**Data listing**.
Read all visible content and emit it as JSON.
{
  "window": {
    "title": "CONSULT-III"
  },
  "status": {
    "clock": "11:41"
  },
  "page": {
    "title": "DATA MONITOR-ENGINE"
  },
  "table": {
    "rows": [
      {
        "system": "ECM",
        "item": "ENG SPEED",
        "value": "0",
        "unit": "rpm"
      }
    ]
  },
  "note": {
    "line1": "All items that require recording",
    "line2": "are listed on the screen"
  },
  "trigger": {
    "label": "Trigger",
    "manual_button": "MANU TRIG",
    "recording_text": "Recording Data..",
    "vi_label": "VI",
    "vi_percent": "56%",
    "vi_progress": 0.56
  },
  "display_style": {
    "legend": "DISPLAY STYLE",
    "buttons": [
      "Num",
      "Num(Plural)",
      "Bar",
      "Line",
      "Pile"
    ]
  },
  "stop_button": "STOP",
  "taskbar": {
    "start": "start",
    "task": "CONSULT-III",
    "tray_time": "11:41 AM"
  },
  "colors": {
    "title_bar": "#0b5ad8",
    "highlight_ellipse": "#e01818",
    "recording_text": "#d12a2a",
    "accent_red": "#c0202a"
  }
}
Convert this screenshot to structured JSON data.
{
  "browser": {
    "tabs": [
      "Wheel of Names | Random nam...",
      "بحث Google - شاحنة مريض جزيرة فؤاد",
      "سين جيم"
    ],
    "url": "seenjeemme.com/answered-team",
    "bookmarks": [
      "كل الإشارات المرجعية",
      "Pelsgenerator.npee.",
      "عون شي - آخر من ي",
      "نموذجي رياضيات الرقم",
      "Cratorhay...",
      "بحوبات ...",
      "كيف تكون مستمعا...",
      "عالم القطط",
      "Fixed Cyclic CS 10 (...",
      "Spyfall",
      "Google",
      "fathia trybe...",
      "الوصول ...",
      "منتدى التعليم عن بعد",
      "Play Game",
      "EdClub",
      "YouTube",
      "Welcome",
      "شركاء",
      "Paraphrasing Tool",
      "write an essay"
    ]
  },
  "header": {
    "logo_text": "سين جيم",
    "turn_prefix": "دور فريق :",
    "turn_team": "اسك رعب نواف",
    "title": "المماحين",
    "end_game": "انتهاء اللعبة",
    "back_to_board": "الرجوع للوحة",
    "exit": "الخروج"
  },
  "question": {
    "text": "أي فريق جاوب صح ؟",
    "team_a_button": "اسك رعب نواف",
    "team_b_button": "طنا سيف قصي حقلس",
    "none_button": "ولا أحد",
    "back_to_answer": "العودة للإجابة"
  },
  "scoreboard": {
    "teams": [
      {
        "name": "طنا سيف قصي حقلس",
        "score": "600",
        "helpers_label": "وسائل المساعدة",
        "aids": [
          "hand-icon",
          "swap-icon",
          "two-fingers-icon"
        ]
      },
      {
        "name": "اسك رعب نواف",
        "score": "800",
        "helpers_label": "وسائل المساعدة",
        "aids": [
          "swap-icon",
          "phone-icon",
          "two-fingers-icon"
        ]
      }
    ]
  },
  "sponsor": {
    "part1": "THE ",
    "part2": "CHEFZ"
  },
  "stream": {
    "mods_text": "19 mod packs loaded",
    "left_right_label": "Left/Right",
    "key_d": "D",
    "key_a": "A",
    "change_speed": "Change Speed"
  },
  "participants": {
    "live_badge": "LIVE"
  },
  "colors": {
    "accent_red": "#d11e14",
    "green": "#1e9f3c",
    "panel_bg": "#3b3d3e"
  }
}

**What is required**. Repeat the listing above without any change.

**Answer for this exercise**.
Read all visible content and emit it as JSON.
{
  "window": {
    "title": "CONSULT-III"
  },
  "status": {
    "clock": "11:41"
  },
  "page": {
    "title": "DATA MONITOR-ENGINE"
  },
  "table": {
    "rows": [
      {
        "system": "ECM",
        "item": "ENG SPEED",
        "value": "0",
        "unit": "rpm"
      }
    ]
  },
  "note": {
    "line1": "All items that require recording",
    "line2": "are listed on the screen"
  },
  "trigger": {
    "label": "Trigger",
    "manual_button": "MANU TRIG",
    "recording_text": "Recording Data..",
    "vi_label": "VI",
    "vi_percent": "56%",
    "vi_progress": 0.56
  },
  "display_style": {
    "legend": "DISPLAY STYLE",
    "buttons": [
      "Num",
      "Num(Plural)",
      "Bar",
      "Line",
      "Pile"
    ]
  },
  "stop_button": "STOP",
  "taskbar": {
    "start": "start",
    "task": "CONSULT-III",
    "tray_time": "11:41 AM"
  },
  "colors": {
    "title_bar": "#0b5ad8",
    "highlight_ellipse": "#e01818",
    "recording_text": "#d12a2a",
    "accent_red": "#c0202a"
  }
}
Convert this screenshot to structured JSON data.
{
  "browser": {
    "tabs": [
      "Wheel of Names | Random nam...",
      "بحث Google - شاحنة مريض جزيرة فؤاد",
      "سين جيم"
    ],
    "url": "seenjeemme.com/answered-team",
    "bookmarks": [
      "كل الإشارات المرجعية",
      "Pelsgenerator.npee.",
      "عون شي - آخر من ي",
      "نموذجي رياضيات الرقم",
      "Cratorhay...",
      "بحوبات ...",
      "كيف تكون مستمعا...",
      "عالم القطط",
      "Fixed Cyclic CS 10 (...",
      "Spyfall",
      "Google",
      "fathia trybe...",
      "الوصول ...",
      "منتدى التعليم عن بعد",
      "Play Game",
      "EdClub",
      "YouTube",
      "Welcome",
      "شركاء",
      "Paraphrasing Tool",
      "write an essay"
    ]
  },
  "header": {
    "logo_text": "سين جيم",
    "turn_prefix": "دور فريق :",
    "turn_team": "اسك رعب نواف",
    "title": "المماحين",
    "end_game": "انتهاء اللعبة",
    "back_to_board": "الرجوع للوحة",
    "exit": "الخروج"
  },
  "question": {
    "text": "أي فريق جاوب صح ؟",
    "team_a_button": "اسك رعب نواف",
    "team_b_button": "طنا سيف قصي حقلس",
    "none_button": "ولا أحد",
    "back_to_answer": "العودة للإجابة"
  },
  "scoreboard": {
    "teams": [
      {
        "name": "طنا سيف قصي حقلس",
        "score": "600",
        "helpers_label": "وسائل المساعدة",
        "aids": [
          "hand-icon",
          "swap-icon",
          "two-fingers-icon"
        ]
      },
      {
        "name": "اسك رعب نواف",
        "score": "800",
        "helpers_label": "وسائل المساعدة",
        "aids": [
          "swap-icon",
          "phone-icon",
          "two-fingers-icon"
        ]
      }
    ]
  },
  "sponsor": {
    "part1": "THE ",
    "part2": "CHEFZ"
  },
  "stream": {
    "mods_text": "19 mod packs loaded",
    "left_right_label": "Left/Right",
    "key_d": "D",
    "key_a": "A",
    "change_speed": "Change Speed"
  },
  "participants": {
    "live_badge": "LIVE"
  },
  "colors": {
    "accent_red": "#d11e14",
    "green": "#1e9f3c",
    "panel_bg": "#3b3d3e"
  }
}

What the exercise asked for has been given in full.